Read the records below. Copy each line where the string "improvement" occurs.

(Dataset listings of figures)
• • • •

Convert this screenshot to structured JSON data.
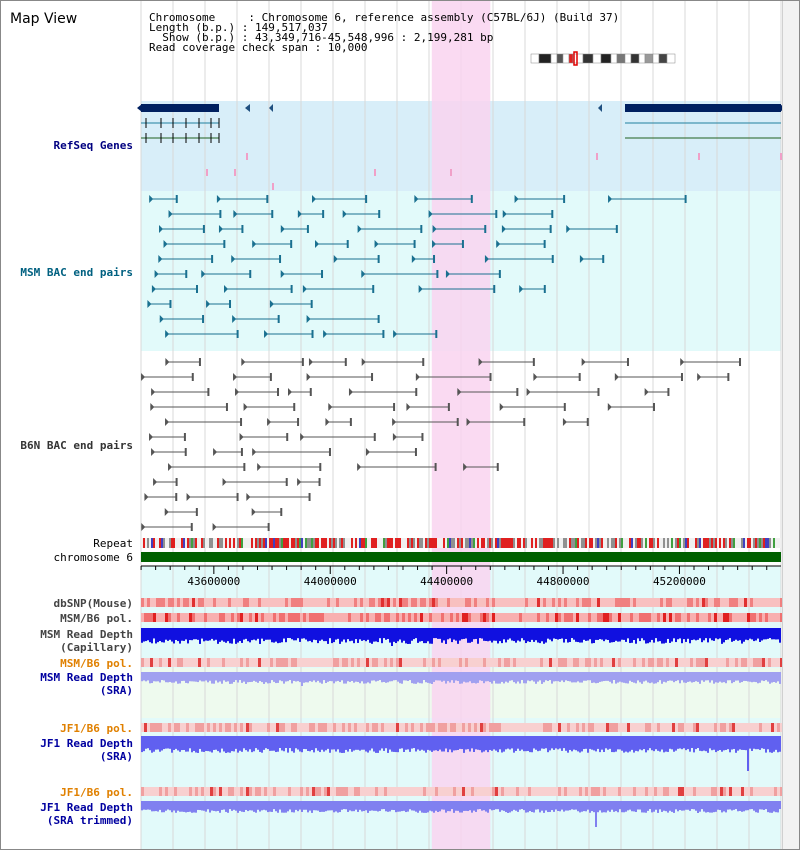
{
  "view": {
    "title": "Map View",
    "info_lines": [
      "Chromosome     : Chromosome 6, reference assembly (C57BL/6J) (Build 37)",
      "Length (b.p.) : 149,517,037",
      "  Show (b.p.) : 43,349,716-45,548,996 : 2,199,281 bp",
      "Read coverage check span : 10,000"
    ],
    "region": {
      "start": 43349716,
      "end": 45548996
    },
    "highlight": {
      "start": 44349000,
      "end": 44550000
    }
  },
  "tracks": {
    "refseq": {
      "label": "RefSeq Genes",
      "color": "#000080"
    },
    "msm_bac": {
      "label": "MSM BAC end pairs",
      "color": "#006080"
    },
    "b6n_bac": {
      "label": "B6N BAC end pairs",
      "color": "#333333"
    },
    "repeat": {
      "label": "Repeat"
    },
    "chromosome": {
      "label": "chromosome 6"
    },
    "axis_ticks": [
      {
        "label": "43600000",
        "pos": 43600000
      },
      {
        "label": "44000000",
        "pos": 44000000
      },
      {
        "label": "44400000",
        "pos": 44400000
      },
      {
        "label": "44800000",
        "pos": 44800000
      },
      {
        "label": "45200000",
        "pos": 45200000
      }
    ],
    "dbsnp": {
      "label": "dbSNP(Mouse)"
    },
    "msm_b6_pol": {
      "label": "MSM/B6 pol."
    },
    "msm_depth_cap": {
      "label": "MSM Read Depth",
      "label2": "(Capillary)"
    },
    "msm_b6_pol_2": {
      "label": "MSM/B6 pol."
    },
    "msm_depth_sra": {
      "label": "MSM Read Depth",
      "label2": "(SRA)"
    },
    "jf1_b6_pol": {
      "label": "JF1/B6 pol."
    },
    "jf1_depth_sra": {
      "label": "JF1 Read Depth",
      "label2": "(SRA)"
    },
    "jf1_b6_pol_2": {
      "label": "JF1/B6 pol."
    },
    "jf1_depth_trim": {
      "label": "JF1 Read Depth",
      "label2": "(SRA trimmed)"
    }
  },
  "colors": {
    "highlight": "#f9d4f0",
    "refseq_bg": "#d8eef9",
    "track_bg": "#e2fafa",
    "msm_sra_bg": "#eefaee",
    "orange_label": "#e08000",
    "blue_label": "#0000a0"
  }
}
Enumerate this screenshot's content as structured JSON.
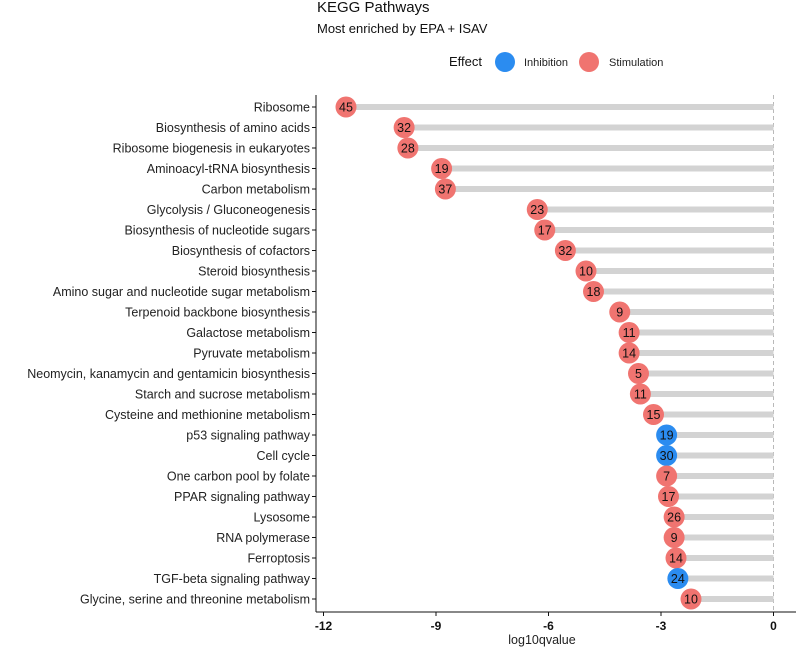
{
  "chart_data": {
    "type": "lollipop",
    "title": "KEGG Pathways",
    "subtitle": "Most enriched by EPA + ISAV",
    "xlabel": "log10qvalue",
    "ylabel": "",
    "xlim": [
      -12.2,
      0.6
    ],
    "xticks": [
      -12,
      -9,
      -6,
      -3,
      0
    ],
    "legend": {
      "title": "Effect",
      "placement": "top",
      "entries": [
        {
          "name": "Inhibition",
          "color": "#2b8cf0"
        },
        {
          "name": "Stimulation",
          "color": "#f07470"
        }
      ]
    },
    "stem_color": "#d3d3d3",
    "reference_line": 0,
    "pathways": [
      {
        "name": "Ribosome",
        "value": -11.4,
        "count": "45",
        "effect": "Stimulation"
      },
      {
        "name": "Biosynthesis of amino acids",
        "value": -9.85,
        "count": "32",
        "effect": "Stimulation"
      },
      {
        "name": "Ribosome biogenesis in eukaryotes",
        "value": -9.75,
        "count": "28",
        "effect": "Stimulation"
      },
      {
        "name": "Aminoacyl-tRNA biosynthesis",
        "value": -8.85,
        "count": "19",
        "effect": "Stimulation"
      },
      {
        "name": "Carbon metabolism",
        "value": -8.75,
        "count": "37",
        "effect": "Stimulation"
      },
      {
        "name": "Glycolysis / Gluconeogenesis",
        "value": -6.3,
        "count": "23",
        "effect": "Stimulation"
      },
      {
        "name": "Biosynthesis of nucleotide sugars",
        "value": -6.1,
        "count": "17",
        "effect": "Stimulation"
      },
      {
        "name": "Biosynthesis of cofactors",
        "value": -5.55,
        "count": "32",
        "effect": "Stimulation"
      },
      {
        "name": "Steroid biosynthesis",
        "value": -5.0,
        "count": "10",
        "effect": "Stimulation"
      },
      {
        "name": "Amino sugar and nucleotide sugar metabolism",
        "value": -4.8,
        "count": "18",
        "effect": "Stimulation"
      },
      {
        "name": "Terpenoid backbone biosynthesis",
        "value": -4.1,
        "count": "9",
        "effect": "Stimulation"
      },
      {
        "name": "Galactose metabolism",
        "value": -3.85,
        "count": "11",
        "effect": "Stimulation"
      },
      {
        "name": "Pyruvate metabolism",
        "value": -3.85,
        "count": "14",
        "effect": "Stimulation"
      },
      {
        "name": "Neomycin, kanamycin and gentamicin biosynthesis",
        "value": -3.6,
        "count": "5",
        "effect": "Stimulation"
      },
      {
        "name": "Starch and sucrose metabolism",
        "value": -3.55,
        "count": "11",
        "effect": "Stimulation"
      },
      {
        "name": "Cysteine and methionine metabolism",
        "value": -3.2,
        "count": "15",
        "effect": "Stimulation"
      },
      {
        "name": "p53 signaling pathway",
        "value": -2.85,
        "count": "19",
        "effect": "Inhibition"
      },
      {
        "name": "Cell cycle",
        "value": -2.85,
        "count": "30",
        "effect": "Inhibition"
      },
      {
        "name": "One carbon pool by folate",
        "value": -2.85,
        "count": "7",
        "effect": "Stimulation"
      },
      {
        "name": "PPAR signaling pathway",
        "value": -2.8,
        "count": "17",
        "effect": "Stimulation"
      },
      {
        "name": "Lysosome",
        "value": -2.65,
        "count": "26",
        "effect": "Stimulation"
      },
      {
        "name": "RNA polymerase",
        "value": -2.65,
        "count": "9",
        "effect": "Stimulation"
      },
      {
        "name": "Ferroptosis",
        "value": -2.6,
        "count": "14",
        "effect": "Stimulation"
      },
      {
        "name": "TGF-beta signaling pathway",
        "value": -2.55,
        "count": "24",
        "effect": "Inhibition"
      },
      {
        "name": "Glycine, serine and threonine metabolism",
        "value": -2.2,
        "count": "10",
        "effect": "Stimulation"
      }
    ]
  }
}
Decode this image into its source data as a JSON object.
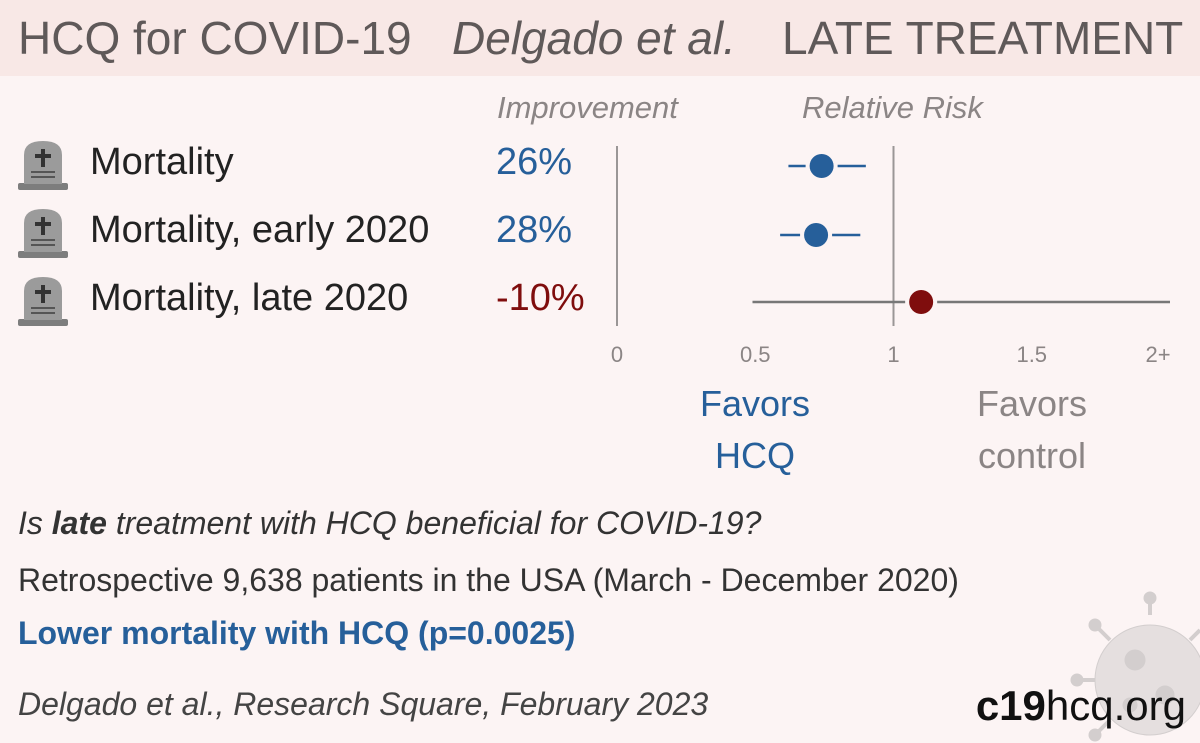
{
  "title": {
    "main": "HCQ for COVID-19",
    "author": "Delgado et al.",
    "stage": "LATE TREATMENT"
  },
  "headers": {
    "improvement": "Improvement",
    "relative_risk": "Relative Risk"
  },
  "rows": [
    {
      "label": "Mortality",
      "improvement": "26%",
      "icon": "tombstone-icon",
      "color": "#265f9a"
    },
    {
      "label": "Mortality, early 2020",
      "improvement": "28%",
      "icon": "tombstone-icon",
      "color": "#265f9a"
    },
    {
      "label": "Mortality, late 2020",
      "improvement": "-10%",
      "icon": "tombstone-icon",
      "color": "#7f0d0d"
    }
  ],
  "favors": {
    "hcq_line1": "Favors",
    "hcq_line2": "HCQ",
    "control_line1": "Favors",
    "control_line2": "control"
  },
  "summary": {
    "question_pre": "Is ",
    "question_bold": "late",
    "question_post": " treatment with HCQ beneficial for COVID-19?",
    "study": "Retrospective 9,638 patients in the USA (March - December 2020)",
    "result": "Lower mortality with HCQ (p=0.0025)",
    "citation": "Delgado et al., Research Square, February 2023"
  },
  "brand": {
    "bold": "c19",
    "rest": "hcq.org"
  },
  "colors": {
    "positive": "#265f9a",
    "negative": "#7f0d0d",
    "axis": "#9a9696",
    "title_bg": "#f8e8e6",
    "background": "#fcf4f4"
  },
  "chart_data": {
    "type": "forest",
    "x_ticks": [
      "0",
      "0.5",
      "1",
      "1.5",
      "2+"
    ],
    "xlim": [
      0,
      2
    ],
    "reference_line": 1,
    "series": [
      {
        "label": "Mortality",
        "rr": 0.74,
        "ci_low": 0.62,
        "ci_high": 0.9,
        "color": "#265f9a"
      },
      {
        "label": "Mortality, early 2020",
        "rr": 0.72,
        "ci_low": 0.59,
        "ci_high": 0.88,
        "color": "#265f9a"
      },
      {
        "label": "Mortality, late 2020",
        "rr": 1.1,
        "ci_low": 0.49,
        "ci_high": 2.0,
        "color": "#7f0d0d"
      }
    ]
  }
}
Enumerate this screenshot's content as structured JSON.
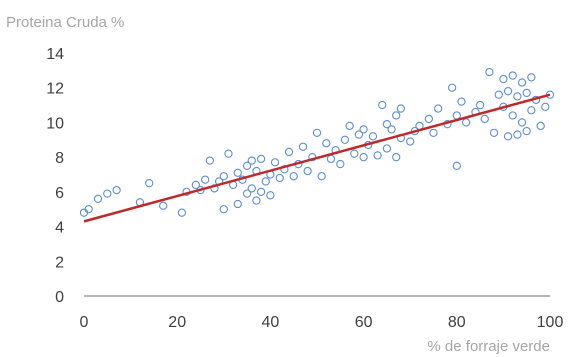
{
  "chart_data": {
    "type": "scatter",
    "ylabel": "Proteina Cruda %",
    "xlabel": "% de forraje verde",
    "xlim": [
      0,
      100
    ],
    "ylim": [
      0,
      14
    ],
    "x_ticks": [
      "0",
      "20",
      "40",
      "60",
      "80",
      "100"
    ],
    "y_ticks": [
      "0",
      "2",
      "4",
      "6",
      "8",
      "10",
      "12",
      "14"
    ],
    "grid": false,
    "legend": "none",
    "colors": {
      "points": "#5b8fd1",
      "trendline": "#c0282a",
      "axis": "#8c8c8c"
    },
    "trendline": {
      "x": [
        0,
        100
      ],
      "y": [
        4.3,
        11.6
      ]
    },
    "series": [
      {
        "x": [
          0,
          1,
          3,
          5,
          7,
          12,
          14,
          17,
          21,
          22,
          24,
          25,
          26,
          27,
          28,
          29,
          30,
          30,
          31,
          32,
          33,
          33,
          34,
          35,
          35,
          36,
          36,
          37,
          37,
          38,
          38,
          39,
          40,
          40,
          41,
          42,
          43,
          44,
          45,
          46,
          47,
          48,
          49,
          50,
          51,
          52,
          53,
          54,
          55,
          56,
          57,
          58,
          59,
          60,
          60,
          61,
          62,
          63,
          64,
          65,
          65,
          66,
          67,
          67,
          68,
          68,
          70,
          71,
          72,
          74,
          75,
          76,
          78,
          79,
          80,
          80,
          81,
          82,
          84,
          85,
          86,
          87,
          88,
          89,
          90,
          90,
          91,
          91,
          92,
          92,
          93,
          93,
          94,
          94,
          95,
          95,
          96,
          96,
          97,
          98,
          99,
          100
        ],
        "y": [
          4.8,
          5.0,
          5.6,
          5.9,
          6.1,
          5.4,
          6.5,
          5.2,
          4.8,
          6.0,
          6.4,
          6.1,
          6.7,
          7.8,
          6.2,
          6.6,
          5.0,
          6.9,
          8.2,
          6.4,
          7.1,
          5.3,
          6.7,
          7.5,
          5.9,
          6.2,
          7.8,
          5.5,
          7.2,
          6.0,
          7.9,
          6.6,
          7.0,
          5.8,
          7.7,
          6.8,
          7.3,
          8.3,
          6.9,
          7.6,
          8.6,
          7.2,
          8.0,
          9.4,
          6.9,
          8.8,
          7.9,
          8.4,
          7.6,
          9.0,
          9.8,
          8.2,
          9.3,
          8.0,
          9.6,
          8.7,
          9.2,
          8.1,
          11.0,
          9.9,
          8.5,
          9.6,
          10.4,
          8.0,
          9.1,
          10.8,
          8.9,
          9.5,
          9.8,
          10.2,
          9.4,
          10.8,
          9.9,
          12.0,
          7.5,
          10.4,
          11.2,
          10.0,
          10.6,
          11.0,
          10.2,
          12.9,
          9.4,
          11.6,
          10.9,
          12.5,
          9.2,
          11.8,
          10.4,
          12.7,
          9.3,
          11.5,
          10.0,
          12.3,
          11.7,
          9.5,
          12.6,
          10.7,
          11.3,
          9.8,
          10.9,
          11.6
        ]
      }
    ]
  }
}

• • • •

> _Output of the task_:
    "improvement": "Improvement",
      "improvement": "26%",
      "improvement": "28%",
      "improvement": "-10%",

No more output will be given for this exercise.